→ EXCERPT PROVIDED
+ + +

China Visit Guide
Gulangyu Island
Historic site · FUJIAN · UNESCO
Gulangyu Island
鼓浪屿 · Gǔlàngyǔ
About
UNESCO-listed car-free island off Xiamen, with around 1,000 European-style colonial-era villas. Walkable, music-school heritage, beaches.
Gulangyu is a 1.88 square kilometre island separated from Xiamen by a 600-metre strait. Following the First Opium War, the 1842 Treaty of Nanking opened Xiamen (Amoy) as a treaty port, and Gulangyu was established as an International Settlement in 1902, shared between thirteen nations including Britain, the United States, Germany, Japan, Spain, and the Netherlands. The settlement attracted merchants, missionaries, and colonial administrators who built approximately a thousand villas in an eclectic mix of European Baroque, Romanesque, Modernist, and Sino-European styles on the island's hilly terrain. The built environment from this period survives in unusually dense concentration — most island architecture is from the 1870s–1940s — and UNESCO listed Gulangyu in 2017 as a Historic International Settlement.
The island gained a secondary identity through music. The concentration of Western missionary schools, a conservatory, and a culture of piano instruction among Gulangyu families produced a disproportionate number of Chinese pianists in the 20th century; the island is nicknamed the 'Island of Pianos' and the Piano Museum in the northwest collects historic instruments. The streets carry no motor vehicles — the ban on private cars and motorcycles makes the island navigable on foot — and the combination of quiet lanes, coastal paths, and villa architecture is considerably more pleasant than most urban Chinese tourist sites of equivalent popularity.

+ + +

→ Element placement data
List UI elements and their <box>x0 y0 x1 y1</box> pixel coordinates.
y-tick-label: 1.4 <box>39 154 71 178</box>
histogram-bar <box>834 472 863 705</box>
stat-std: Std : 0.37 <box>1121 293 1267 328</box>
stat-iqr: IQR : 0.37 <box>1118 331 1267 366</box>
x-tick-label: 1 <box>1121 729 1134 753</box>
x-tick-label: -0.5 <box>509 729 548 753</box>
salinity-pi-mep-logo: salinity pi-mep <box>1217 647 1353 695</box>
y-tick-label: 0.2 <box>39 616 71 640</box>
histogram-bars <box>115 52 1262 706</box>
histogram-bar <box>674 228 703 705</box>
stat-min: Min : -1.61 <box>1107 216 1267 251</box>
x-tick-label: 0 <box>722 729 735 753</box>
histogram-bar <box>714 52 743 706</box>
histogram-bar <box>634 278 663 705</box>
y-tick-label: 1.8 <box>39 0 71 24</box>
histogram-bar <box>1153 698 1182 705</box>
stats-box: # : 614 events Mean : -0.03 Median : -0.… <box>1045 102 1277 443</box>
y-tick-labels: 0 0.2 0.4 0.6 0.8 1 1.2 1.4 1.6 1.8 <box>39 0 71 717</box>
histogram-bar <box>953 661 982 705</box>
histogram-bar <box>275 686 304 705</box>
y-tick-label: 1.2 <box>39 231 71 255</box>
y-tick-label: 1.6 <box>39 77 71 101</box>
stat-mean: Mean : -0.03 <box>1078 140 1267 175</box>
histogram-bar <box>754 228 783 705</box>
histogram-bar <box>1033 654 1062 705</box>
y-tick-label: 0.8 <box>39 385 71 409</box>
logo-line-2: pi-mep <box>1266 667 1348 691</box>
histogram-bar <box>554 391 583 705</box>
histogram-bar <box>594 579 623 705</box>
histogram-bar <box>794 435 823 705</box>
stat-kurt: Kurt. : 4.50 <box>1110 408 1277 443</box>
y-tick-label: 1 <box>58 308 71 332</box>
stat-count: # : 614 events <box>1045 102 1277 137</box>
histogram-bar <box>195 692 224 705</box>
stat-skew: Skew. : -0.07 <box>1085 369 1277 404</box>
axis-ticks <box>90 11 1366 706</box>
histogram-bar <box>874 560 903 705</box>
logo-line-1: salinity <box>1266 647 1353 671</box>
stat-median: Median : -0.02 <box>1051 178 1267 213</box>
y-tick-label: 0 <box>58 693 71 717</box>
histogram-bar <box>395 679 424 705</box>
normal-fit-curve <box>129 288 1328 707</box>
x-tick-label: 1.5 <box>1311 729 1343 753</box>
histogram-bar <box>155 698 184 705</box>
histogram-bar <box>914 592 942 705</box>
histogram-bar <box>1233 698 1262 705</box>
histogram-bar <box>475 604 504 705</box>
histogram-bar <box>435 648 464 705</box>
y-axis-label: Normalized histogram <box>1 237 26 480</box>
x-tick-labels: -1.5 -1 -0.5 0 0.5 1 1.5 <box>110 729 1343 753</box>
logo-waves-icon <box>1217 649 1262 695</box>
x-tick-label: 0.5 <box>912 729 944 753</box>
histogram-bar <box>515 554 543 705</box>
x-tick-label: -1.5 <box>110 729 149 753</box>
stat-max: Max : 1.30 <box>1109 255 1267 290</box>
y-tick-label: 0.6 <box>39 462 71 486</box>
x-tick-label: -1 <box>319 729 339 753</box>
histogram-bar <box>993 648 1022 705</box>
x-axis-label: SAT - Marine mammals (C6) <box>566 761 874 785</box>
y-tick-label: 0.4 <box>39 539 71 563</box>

+ + +

→ TASKS TO CARRY OUT
(1) For each statement below, state yes or no as to whether the text on Gulangyu Island supports it, and quote the deciding words: (a) Gulangyu was established as an International Settlement in 1902; (b) private cars may be driven on the island's streets; (c) UNESCO listed Gulangyu in 2007.
(2) Write a continuation of the text on Gulangyu Island, beginning after its final sentence.

→ RESPONSES PER TASK
(1)
(a) Yes: "Gulangyu was established as an International Settlement in 1902"
(b) No: "the ban on private cars and motorcycles makes the island navigable on foot"
(c) No: "UNESCO listed Gulangyu in 2017 as a Historic International Settlement"

(2)
Visitors reach Gulangyu by ferry from Xiamen's International Cruise Terminal (Songyu Pier), which is the designated tourist terminal; the Lujiang Wharf nearer the old town centre is restricted to residents. The crossing takes approximately five minutes. The island's main attractions — Sunlight Rock viewpoint, Shuzhuang Garden, the piano museum, and the Haoyue Garden with its Zheng Chenggong (Koxinga) statue — are spread across the island and reward a half-day to full-day walk. The beaches on the southern shore are small and crowded in summer. Overnight stays in restored villa guesthouses are feasible and allow the island to be experienced before the day-trip crowds arrive by ferry.
How to get there
Ferry from Xiamen International Cruise Terminal (Songyu) — visitors must use this terminal, not the Lujiang one which is locals-only.
When to visit
October–April. Avoid summer typhoons.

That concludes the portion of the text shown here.